Consegna
Trascrivi senza alcuna modifica, dal brano sui libri amati, il passo che va da "Sono un certo" a "l’uomo che legge.".

Brano estratto
§

17 maggio 2010

Quei libri diventati memoria d'amore

di Guido Ceronetti
Dei libri, di certi libri, resta per sempre qualcosa. A volte, cambiano la vita, quando li hai letti: dimentichi il libro; la scintilla del cambiamento, a distanza di anni, nominandone autore e titolo, si riaccende.
Meraviglioso è attendere, fino al termine della notte, che il libro decisivo, il libro-messia-che-viene, scopra se stesso, e per oscuro travaglio ostetrico destinale ti capiti tra le mani. Io posso dire, come l’amatissimo Mallarmé, di «aver letto tutti i libri» e in questo «affaticato» la carne (Qohélet 12) - intendendo: tutti i libri eletti per governare la mia scialuppa di naufrago nel buio: e nello stesso tempo resto alla finestra in attesa di veder apparire il libro di cui poter dire a me stesso: Eccolo.
Sono un certo numero; ma un gran leggitore e consumalibri non sono mai stato; da anni, leggo pochissimo... L’attesa del libro è simile a quella della donna: l’amante del destino deve sempre venire. Il libro è donna per l’uomo che legge.
Il velo d’Iside a qualsiasi età, ad ogni punto del percorso, può squarciarsi.
Il libro segna e contrassegna le vite predestinate a questo genere di mistero eleusino d’iniziazione: di libri che hanno assecondato il mio sforzo di essere, cambiato il mio modo di esistenza, alzando il lembo della Velata, ne ho incontrati parecchi. Su innumerevoli altri lettori non avranno prodotto che effetti superficiali, ma ciascuno è monade, di fronte al libro.
Faccio un piccolo elenco di memoria grata: i canti di Maldoror, di Lautréamont, L’Eneide virgiliana, la poesia di Miguel Hernández, Tristes Tropiques di Claude Lévi-Strauss, il Trattato Breve (la piccola Etica) di Spinoza, La Linea d’Ombra e Tifone di Conrad, L’Uomo invisibile e La guerra dei mondi di Wells, il Purgatorio dantesco (la cantica adatta a chi abbia segnature zodiacali autunnali), I Démoni di Dostoevskij (in specie l’ultimo viaggio «sulla strada maestra» di Stepán Trofímovic), l’incompiuto formidabile romanzo Verità e Menzogna di Piovene, il libro biblico (superfluo dirlo) di Qohélet, le note sparse di Tocqueville sulla Rivoluzione Francese, tutto Sofocle, le Baccanti di Euripide, due o tre o più saggi sugli UFO e il contattismo ufologico con creature aliene.
Inoltre, un buon numero di fiabe di Andersen, le memorie di Ingmar Bergman in Lanterna Magica, il Macbeth scespiriano, L’Assommoir e Germinal di Zola, le Memorie dell’Ombra e del Suono (archeologia dell’Audio-Visuale) di Jacques Perriault, una vecchia (non invecchiata) biografia di Rembrandt, il Mondo, tutto, di Schopenhauer, la Lettera sull’Umanismo di Heidegger, il Voyage di Céline, Lo spazio vuoto di Peter Brook, la Bhagavad-Gita (culmine delle Scritture sacre), la Diciottesima e la Ventiquattresima sûra coranica: La Caverna e La Luce; il Jekyll di Stevenson, un pugno di lettere inimitabili di Santa Caterina, tutto Villon, il Gulliver di Swift, I Promessi Sposi (in specie il capitolo XXXIV), le Quartine di Nostradamus, Guerre politiche di Goffredo Parise... Poiché me ne vengono in mente troppi, smetto di evocarli. Ma i miei più che ottanta anagrafici hanno vorticato su quel largo amoroso Toboga.

§

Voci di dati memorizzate
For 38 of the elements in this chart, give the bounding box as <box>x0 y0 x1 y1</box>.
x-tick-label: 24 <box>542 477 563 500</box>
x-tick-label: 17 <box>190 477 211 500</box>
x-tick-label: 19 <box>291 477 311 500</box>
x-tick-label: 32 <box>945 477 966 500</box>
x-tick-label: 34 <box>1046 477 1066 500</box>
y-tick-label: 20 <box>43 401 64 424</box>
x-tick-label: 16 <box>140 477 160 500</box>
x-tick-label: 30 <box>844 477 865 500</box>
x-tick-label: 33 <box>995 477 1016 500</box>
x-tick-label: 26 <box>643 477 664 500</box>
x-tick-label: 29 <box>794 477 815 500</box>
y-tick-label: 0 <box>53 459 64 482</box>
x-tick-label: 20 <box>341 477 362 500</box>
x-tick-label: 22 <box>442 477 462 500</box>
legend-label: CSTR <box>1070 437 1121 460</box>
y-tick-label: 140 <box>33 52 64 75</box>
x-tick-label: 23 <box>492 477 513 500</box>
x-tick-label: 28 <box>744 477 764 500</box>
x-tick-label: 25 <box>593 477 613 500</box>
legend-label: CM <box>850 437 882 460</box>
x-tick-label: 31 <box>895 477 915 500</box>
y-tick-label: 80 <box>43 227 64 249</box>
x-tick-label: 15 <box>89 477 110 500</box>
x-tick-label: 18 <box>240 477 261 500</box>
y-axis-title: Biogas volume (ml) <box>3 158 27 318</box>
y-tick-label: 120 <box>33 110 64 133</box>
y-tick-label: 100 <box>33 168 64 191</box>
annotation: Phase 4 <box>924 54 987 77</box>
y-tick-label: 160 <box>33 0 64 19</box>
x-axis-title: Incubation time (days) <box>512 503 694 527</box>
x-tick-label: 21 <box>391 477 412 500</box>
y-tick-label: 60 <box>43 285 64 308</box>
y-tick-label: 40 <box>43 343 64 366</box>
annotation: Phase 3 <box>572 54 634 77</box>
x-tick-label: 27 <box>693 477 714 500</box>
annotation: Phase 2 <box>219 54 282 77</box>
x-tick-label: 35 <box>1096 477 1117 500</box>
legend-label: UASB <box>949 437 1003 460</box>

§

Soluzione
Sono un certo numero; ma un gran leggitore e consumalibri non sono mai stato; da anni, leggo pochissimo... L’attesa del libro è simile a quella della donna: l’amante del destino deve sempre venire. Il libro è donna per l’uomo che legge.